## WHAT THE TASK REQUIRES
Lines containing "согласно" are to be counted. Give the number and nothing more.

## INPUT RECORDS
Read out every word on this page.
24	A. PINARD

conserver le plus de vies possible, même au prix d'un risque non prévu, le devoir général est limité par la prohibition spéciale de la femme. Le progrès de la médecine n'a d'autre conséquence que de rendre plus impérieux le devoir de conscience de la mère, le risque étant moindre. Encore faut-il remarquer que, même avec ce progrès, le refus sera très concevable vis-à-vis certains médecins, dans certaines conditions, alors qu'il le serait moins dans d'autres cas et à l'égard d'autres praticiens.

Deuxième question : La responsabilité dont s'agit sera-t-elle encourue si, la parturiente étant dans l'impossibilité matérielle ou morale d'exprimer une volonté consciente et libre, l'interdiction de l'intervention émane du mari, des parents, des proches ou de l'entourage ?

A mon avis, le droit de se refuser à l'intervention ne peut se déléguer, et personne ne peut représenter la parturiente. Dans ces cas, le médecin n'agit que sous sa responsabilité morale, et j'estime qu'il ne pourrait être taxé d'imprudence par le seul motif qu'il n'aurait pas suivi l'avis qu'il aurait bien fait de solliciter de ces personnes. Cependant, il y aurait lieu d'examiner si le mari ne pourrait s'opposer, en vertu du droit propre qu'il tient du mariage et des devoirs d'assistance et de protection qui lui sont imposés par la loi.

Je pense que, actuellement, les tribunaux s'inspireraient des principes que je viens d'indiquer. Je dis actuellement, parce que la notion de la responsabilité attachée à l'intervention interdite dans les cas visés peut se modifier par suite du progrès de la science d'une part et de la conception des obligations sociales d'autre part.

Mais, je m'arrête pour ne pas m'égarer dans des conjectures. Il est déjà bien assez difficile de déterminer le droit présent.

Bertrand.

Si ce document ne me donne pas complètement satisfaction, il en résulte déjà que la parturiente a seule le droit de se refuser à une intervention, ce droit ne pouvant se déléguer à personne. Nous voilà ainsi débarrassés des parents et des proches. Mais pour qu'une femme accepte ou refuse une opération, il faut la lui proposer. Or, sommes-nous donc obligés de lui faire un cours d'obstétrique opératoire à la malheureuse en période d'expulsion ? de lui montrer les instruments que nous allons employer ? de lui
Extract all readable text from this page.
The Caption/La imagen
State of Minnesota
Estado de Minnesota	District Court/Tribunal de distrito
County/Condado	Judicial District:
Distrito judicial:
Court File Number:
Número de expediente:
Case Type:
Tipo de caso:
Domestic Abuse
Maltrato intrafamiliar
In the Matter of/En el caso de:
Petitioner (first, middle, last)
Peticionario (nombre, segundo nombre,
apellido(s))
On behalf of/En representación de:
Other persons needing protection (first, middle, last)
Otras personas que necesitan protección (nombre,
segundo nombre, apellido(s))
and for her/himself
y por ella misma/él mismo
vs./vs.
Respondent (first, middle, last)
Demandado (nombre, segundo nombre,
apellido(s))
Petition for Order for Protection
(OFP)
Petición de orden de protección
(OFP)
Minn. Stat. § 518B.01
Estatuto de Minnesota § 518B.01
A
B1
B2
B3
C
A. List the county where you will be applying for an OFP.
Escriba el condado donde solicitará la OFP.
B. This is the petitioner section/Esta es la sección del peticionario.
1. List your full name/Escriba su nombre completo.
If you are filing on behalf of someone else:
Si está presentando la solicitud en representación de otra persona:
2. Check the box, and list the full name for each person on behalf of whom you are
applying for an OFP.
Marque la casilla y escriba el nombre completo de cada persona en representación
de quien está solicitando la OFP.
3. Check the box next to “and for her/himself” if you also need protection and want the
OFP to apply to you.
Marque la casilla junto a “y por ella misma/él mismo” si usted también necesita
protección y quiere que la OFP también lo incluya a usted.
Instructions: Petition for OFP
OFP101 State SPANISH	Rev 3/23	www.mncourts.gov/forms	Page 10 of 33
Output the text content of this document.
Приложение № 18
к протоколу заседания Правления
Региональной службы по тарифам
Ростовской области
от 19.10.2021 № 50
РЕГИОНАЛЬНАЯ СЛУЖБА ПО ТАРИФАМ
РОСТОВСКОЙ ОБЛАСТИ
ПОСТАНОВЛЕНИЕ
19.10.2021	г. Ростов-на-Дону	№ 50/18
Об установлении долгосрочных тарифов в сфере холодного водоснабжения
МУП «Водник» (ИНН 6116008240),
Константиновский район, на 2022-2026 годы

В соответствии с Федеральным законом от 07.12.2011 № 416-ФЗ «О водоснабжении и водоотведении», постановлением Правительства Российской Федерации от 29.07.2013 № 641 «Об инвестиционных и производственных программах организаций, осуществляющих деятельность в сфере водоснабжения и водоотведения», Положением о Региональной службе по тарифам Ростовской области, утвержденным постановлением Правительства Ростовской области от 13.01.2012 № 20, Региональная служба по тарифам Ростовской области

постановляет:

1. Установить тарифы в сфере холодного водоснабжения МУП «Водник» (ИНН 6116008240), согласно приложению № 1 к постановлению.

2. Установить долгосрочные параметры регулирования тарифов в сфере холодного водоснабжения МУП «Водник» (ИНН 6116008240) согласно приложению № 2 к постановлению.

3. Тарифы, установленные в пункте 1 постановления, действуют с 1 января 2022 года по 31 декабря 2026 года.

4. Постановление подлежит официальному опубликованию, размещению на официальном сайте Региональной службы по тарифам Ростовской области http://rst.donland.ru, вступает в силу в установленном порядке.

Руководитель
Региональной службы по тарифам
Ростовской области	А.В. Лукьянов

## REPLY TO THE TASK
2